EXERCISE AIM: For the data below, report only the number of lines containing the string "علـى".
BEGIN PROVIDED RECORDS
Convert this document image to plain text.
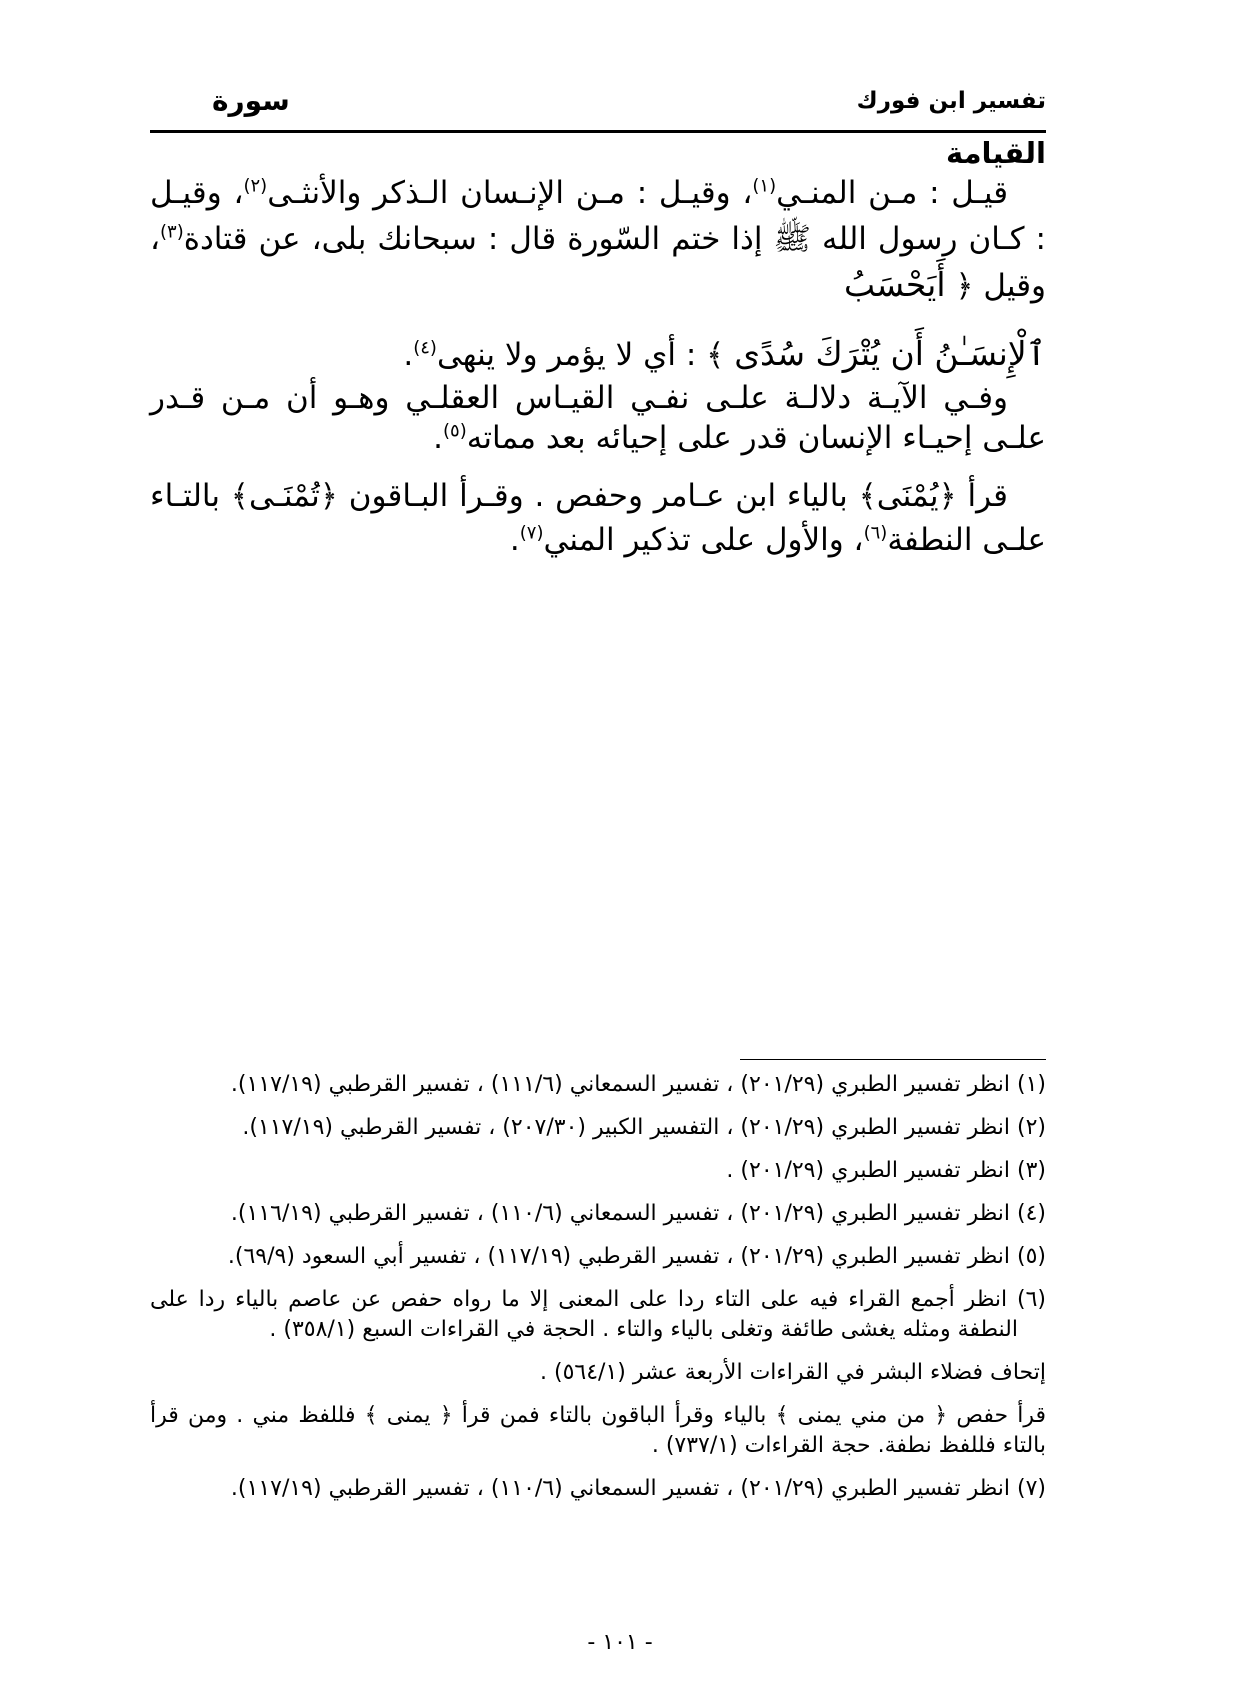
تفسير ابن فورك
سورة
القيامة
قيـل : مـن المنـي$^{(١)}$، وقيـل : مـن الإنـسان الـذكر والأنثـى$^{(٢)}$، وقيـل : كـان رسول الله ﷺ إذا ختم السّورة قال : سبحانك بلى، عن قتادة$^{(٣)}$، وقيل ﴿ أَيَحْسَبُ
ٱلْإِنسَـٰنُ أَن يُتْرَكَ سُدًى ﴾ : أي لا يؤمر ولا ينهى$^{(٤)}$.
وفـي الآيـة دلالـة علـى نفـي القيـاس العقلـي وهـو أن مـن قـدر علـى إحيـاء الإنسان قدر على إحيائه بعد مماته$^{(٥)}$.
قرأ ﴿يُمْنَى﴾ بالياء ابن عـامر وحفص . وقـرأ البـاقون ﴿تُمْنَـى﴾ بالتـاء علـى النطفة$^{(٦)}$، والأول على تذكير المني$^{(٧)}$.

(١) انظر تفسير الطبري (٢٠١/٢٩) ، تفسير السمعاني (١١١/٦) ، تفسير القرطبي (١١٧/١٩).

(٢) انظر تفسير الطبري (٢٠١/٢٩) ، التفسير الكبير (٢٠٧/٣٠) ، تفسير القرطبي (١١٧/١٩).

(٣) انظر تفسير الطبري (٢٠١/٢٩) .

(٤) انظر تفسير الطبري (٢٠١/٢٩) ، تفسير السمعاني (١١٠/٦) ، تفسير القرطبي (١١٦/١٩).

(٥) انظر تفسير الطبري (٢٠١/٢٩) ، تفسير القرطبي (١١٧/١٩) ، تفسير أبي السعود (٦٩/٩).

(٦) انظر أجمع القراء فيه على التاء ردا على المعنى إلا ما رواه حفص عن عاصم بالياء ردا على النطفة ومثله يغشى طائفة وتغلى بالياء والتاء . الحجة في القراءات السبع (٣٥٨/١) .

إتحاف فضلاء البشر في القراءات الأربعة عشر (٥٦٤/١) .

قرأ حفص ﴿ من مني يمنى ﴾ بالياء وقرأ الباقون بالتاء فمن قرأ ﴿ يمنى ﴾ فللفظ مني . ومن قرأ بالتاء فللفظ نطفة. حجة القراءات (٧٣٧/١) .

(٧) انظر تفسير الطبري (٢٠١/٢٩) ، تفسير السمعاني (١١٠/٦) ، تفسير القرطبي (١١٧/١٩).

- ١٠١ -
END PROVIDED RECORDS
IN RESPONSE: 2